● Stored rows:
::::::::
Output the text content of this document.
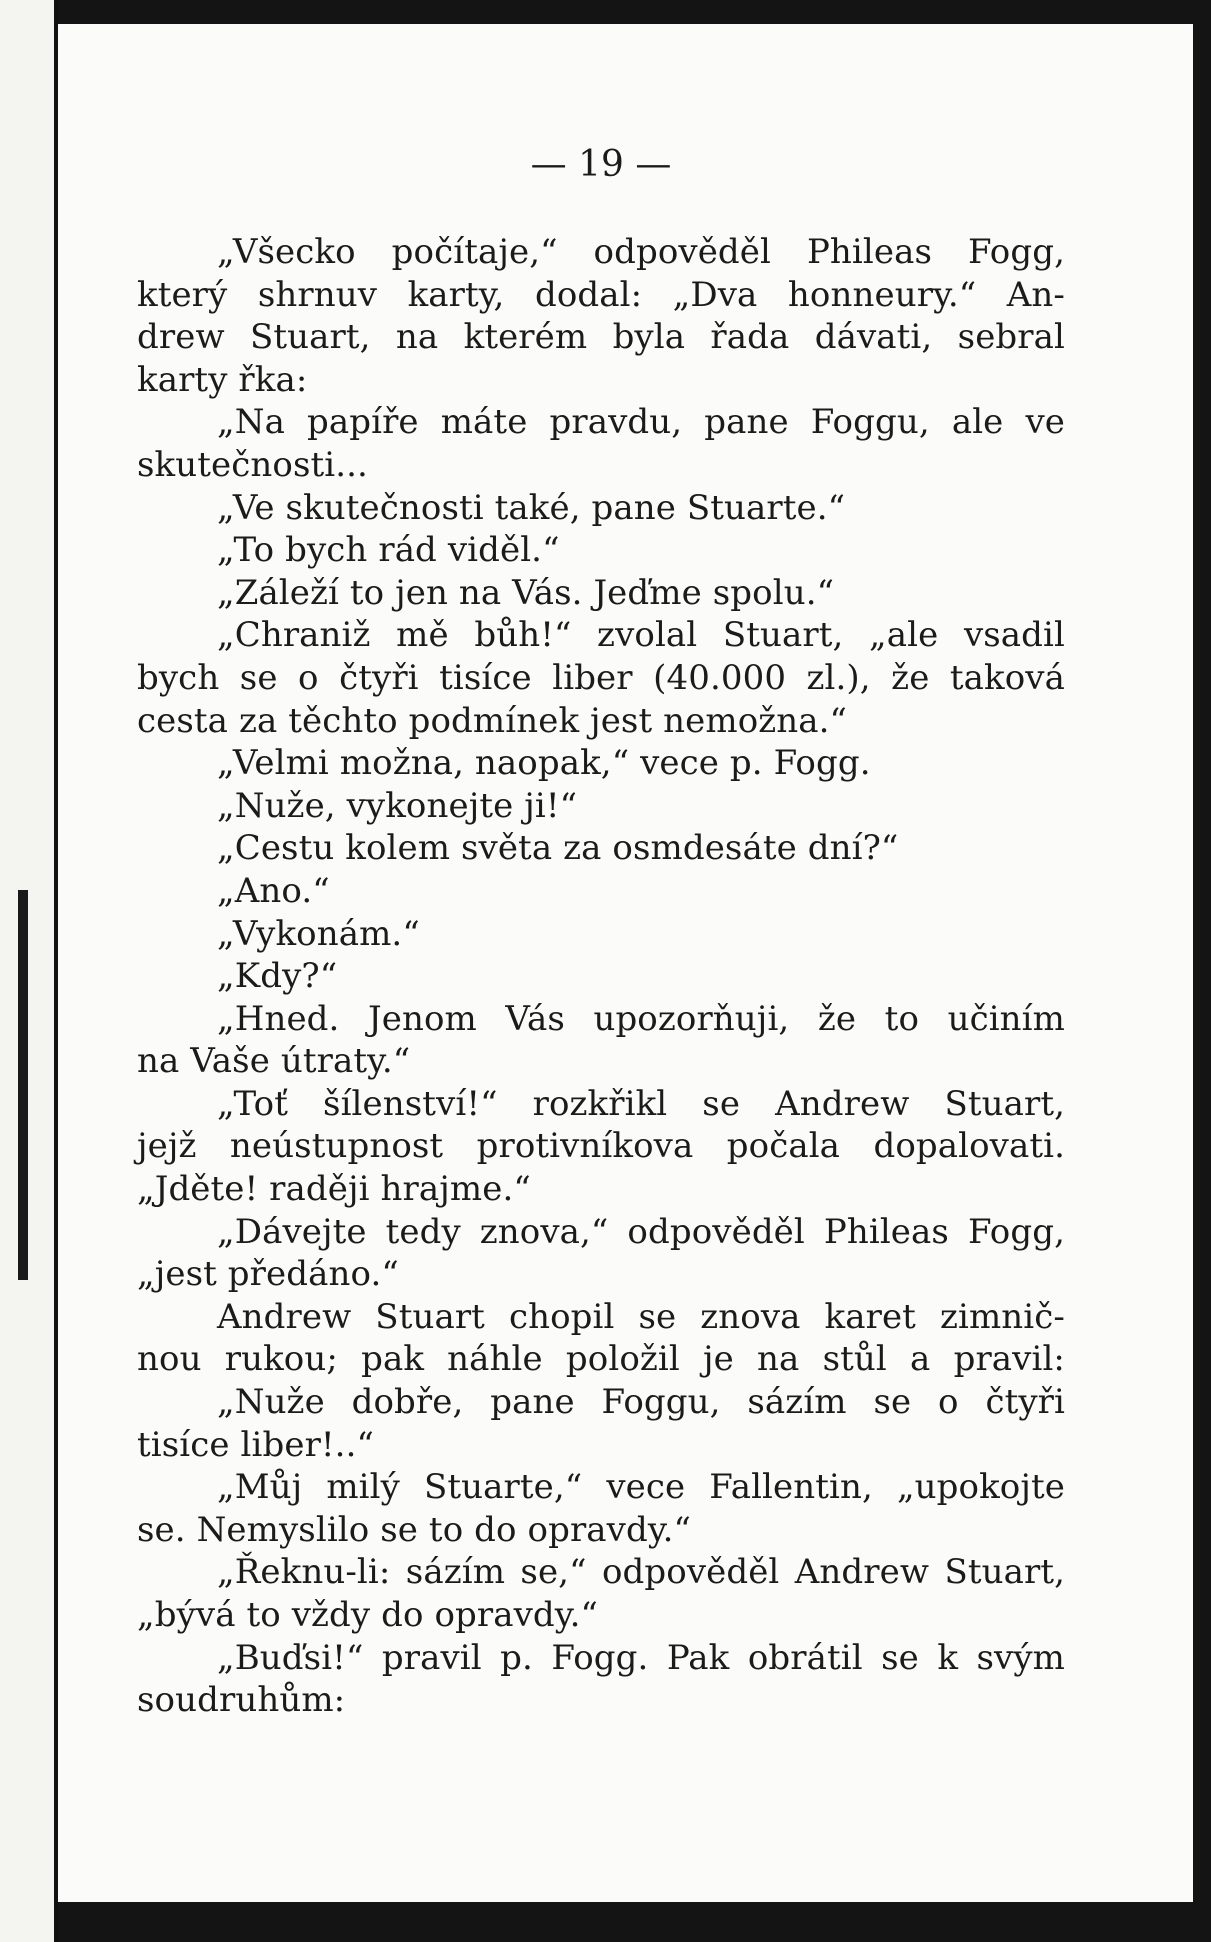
— 19 —
„Všecko počítaje,“ odpověděl Phileas Fogg,
který shrnuv karty, dodal: „Dva honneury.“ An-
drew Stuart, na kterém byla řada dávati, sebral
karty řka:
„Na papíře máte pravdu, pane Foggu, ale ve
skutečnosti...
„Ve skutečnosti také, pane Stuarte.“
„To bych rád viděl.“
„Záleží to jen na Vás. Jeďme spolu.“
„Chraniž mě bůh!“ zvolal Stuart, „ale vsadil
bych se o čtyři tisíce liber (40.000 zl.), že taková
cesta za těchto podmínek jest nemožna.“
„Velmi možna, naopak,“ vece p. Fogg.
„Nuže, vykonejte ji!“
„Cestu kolem světa za osmdesáte dní?“
„Ano.“
„Vykonám.“
„Kdy?“
„Hned. Jenom Vás upozorňuji, že to učiním
na Vaše útraty.“
„Toť šílenství!“ rozkřikl se Andrew Stuart,
jejž neústupnost protivníkova počala dopalovati.
„Jděte! raději hrajme.“
„Dávejte tedy znova,“ odpověděl Phileas Fogg,
„jest předáno.“
Andrew Stuart chopil se znova karet zimnič-
nou rukou; pak náhle položil je na stůl a pravil:
„Nuže dobře, pane Foggu, sázím se o čtyři
tisíce liber!..“
„Můj milý Stuarte,“ vece Fallentin, „upokojte
se. Nemyslilo se to do opravdy.“
„Řeknu-li: sázím se,“ odpověděl Andrew Stuart,
„bývá to vždy do opravdy.“
„Buďsi!“ pravil p. Fogg. Pak obrátil se k svým
soudruhům:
::::::::
● The request: Identify and extract each line of the listing that contains "skutečnosti".

● Task solution:
skutečnosti...
„Ve skutečnosti také, pane Stuarte.“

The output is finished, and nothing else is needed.